Give every entry again, word for word.
## START DATA SUPPLIED
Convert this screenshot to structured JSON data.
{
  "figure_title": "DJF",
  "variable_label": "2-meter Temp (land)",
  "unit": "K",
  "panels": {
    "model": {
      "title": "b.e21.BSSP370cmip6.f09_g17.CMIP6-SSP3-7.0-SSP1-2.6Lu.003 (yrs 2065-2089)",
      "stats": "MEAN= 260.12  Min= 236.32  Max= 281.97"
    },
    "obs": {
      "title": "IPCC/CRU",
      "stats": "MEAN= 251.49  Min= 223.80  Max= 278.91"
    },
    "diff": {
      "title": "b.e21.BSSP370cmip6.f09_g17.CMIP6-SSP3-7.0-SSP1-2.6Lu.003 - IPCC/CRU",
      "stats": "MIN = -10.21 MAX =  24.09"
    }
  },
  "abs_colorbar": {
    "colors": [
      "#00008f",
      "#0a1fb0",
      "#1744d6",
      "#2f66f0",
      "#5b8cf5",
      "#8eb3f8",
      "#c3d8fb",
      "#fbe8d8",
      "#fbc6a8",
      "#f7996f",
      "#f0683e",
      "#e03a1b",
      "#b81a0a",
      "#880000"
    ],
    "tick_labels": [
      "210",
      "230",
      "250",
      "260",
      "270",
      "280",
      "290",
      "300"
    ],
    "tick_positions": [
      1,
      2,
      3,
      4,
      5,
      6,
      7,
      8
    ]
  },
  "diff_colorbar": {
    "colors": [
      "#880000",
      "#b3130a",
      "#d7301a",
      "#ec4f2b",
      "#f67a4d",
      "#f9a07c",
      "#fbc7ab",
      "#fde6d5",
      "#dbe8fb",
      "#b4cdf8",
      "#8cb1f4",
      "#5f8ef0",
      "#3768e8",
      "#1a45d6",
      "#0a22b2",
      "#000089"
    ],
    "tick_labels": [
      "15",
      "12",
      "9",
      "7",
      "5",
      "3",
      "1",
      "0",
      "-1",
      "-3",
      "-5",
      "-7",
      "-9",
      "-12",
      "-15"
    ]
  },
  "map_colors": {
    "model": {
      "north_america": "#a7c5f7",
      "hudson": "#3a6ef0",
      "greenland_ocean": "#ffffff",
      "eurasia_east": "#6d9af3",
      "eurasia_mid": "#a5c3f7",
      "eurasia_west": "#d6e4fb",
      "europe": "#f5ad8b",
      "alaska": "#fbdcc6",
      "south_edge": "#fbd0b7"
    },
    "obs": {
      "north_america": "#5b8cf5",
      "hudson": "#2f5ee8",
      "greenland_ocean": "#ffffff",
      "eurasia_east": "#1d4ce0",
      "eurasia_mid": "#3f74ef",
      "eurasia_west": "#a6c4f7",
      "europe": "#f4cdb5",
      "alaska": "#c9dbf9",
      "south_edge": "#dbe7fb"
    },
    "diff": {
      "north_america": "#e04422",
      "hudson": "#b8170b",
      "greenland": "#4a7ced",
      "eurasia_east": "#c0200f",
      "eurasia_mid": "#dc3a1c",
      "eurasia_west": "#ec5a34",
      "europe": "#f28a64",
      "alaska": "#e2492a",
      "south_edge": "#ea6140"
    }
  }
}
## END DATA SUPPLIED
§ **WRITTEN RESPONSE**
Convert this screenshot to structured JSON data.
{
  "figure_title": "DJF",
  "variable_label": "2-meter Temp (land)",
  "unit": "K",
  "panels": {
    "model": {
      "title": "b.e21.BSSP370cmip6.f09_g17.CMIP6-SSP3-7.0-SSP1-2.6Lu.003 (yrs 2065-2089)",
      "stats": "MEAN= 260.12  Min= 236.32  Max= 281.97"
    },
    "obs": {
      "title": "IPCC/CRU",
      "stats": "MEAN= 251.49  Min= 223.80  Max= 278.91"
    },
    "diff": {
      "title": "b.e21.BSSP370cmip6.f09_g17.CMIP6-SSP3-7.0-SSP1-2.6Lu.003 - IPCC/CRU",
      "stats": "MIN = -10.21 MAX =  24.09"
    }
  },
  "abs_colorbar": {
    "colors": [
      "#00008f",
      "#0a1fb0",
      "#1744d6",
      "#2f66f0",
      "#5b8cf5",
      "#8eb3f8",
      "#c3d8fb",
      "#fbe8d8",
      "#fbc6a8",
      "#f7996f",
      "#f0683e",
      "#e03a1b",
      "#b81a0a",
      "#880000"
    ],
    "tick_labels": [
      "210",
      "230",
      "250",
      "260",
      "270",
      "280",
      "290",
      "300"
    ],
    "tick_positions": [
      1,
      2,
      3,
      4,
      5,
      6,
      7,
      8
    ]
  },
  "diff_colorbar": {
    "colors": [
      "#880000",
      "#b3130a",
      "#d7301a",
      "#ec4f2b",
      "#f67a4d",
      "#f9a07c",
      "#fbc7ab",
      "#fde6d5",
      "#dbe8fb",
      "#b4cdf8",
      "#8cb1f4",
      "#5f8ef0",
      "#3768e8",
      "#1a45d6",
      "#0a22b2",
      "#000089"
    ],
    "tick_labels": [
      "15",
      "12",
      "9",
      "7",
      "5",
      "3",
      "1",
      "0",
      "-1",
      "-3",
      "-5",
      "-7",
      "-9",
      "-12",
      "-15"
    ]
  },
  "map_colors": {
    "model": {
      "north_america": "#a7c5f7",
      "hudson": "#3a6ef0",
      "greenland_ocean": "#ffffff",
      "eurasia_east": "#6d9af3",
      "eurasia_mid": "#a5c3f7",
      "eurasia_west": "#d6e4fb",
      "europe": "#f5ad8b",
      "alaska": "#fbdcc6",
      "south_edge": "#fbd0b7"
    },
    "obs": {
      "north_america": "#5b8cf5",
      "hudson": "#2f5ee8",
      "greenland_ocean": "#ffffff",
      "eurasia_east": "#1d4ce0",
      "eurasia_mid": "#3f74ef",
      "eurasia_west": "#a6c4f7",
      "europe": "#f4cdb5",
      "alaska": "#c9dbf9",
      "south_edge": "#dbe7fb"
    },
    "diff": {
      "north_america": "#e04422",
      "hudson": "#b8170b",
      "greenland": "#4a7ced",
      "eurasia_east": "#c0200f",
      "eurasia_mid": "#dc3a1c",
      "eurasia_west": "#ec5a34",
      "europe": "#f28a64",
      "alaska": "#e2492a",
      "south_edge": "#ea6140"
    }
  }
}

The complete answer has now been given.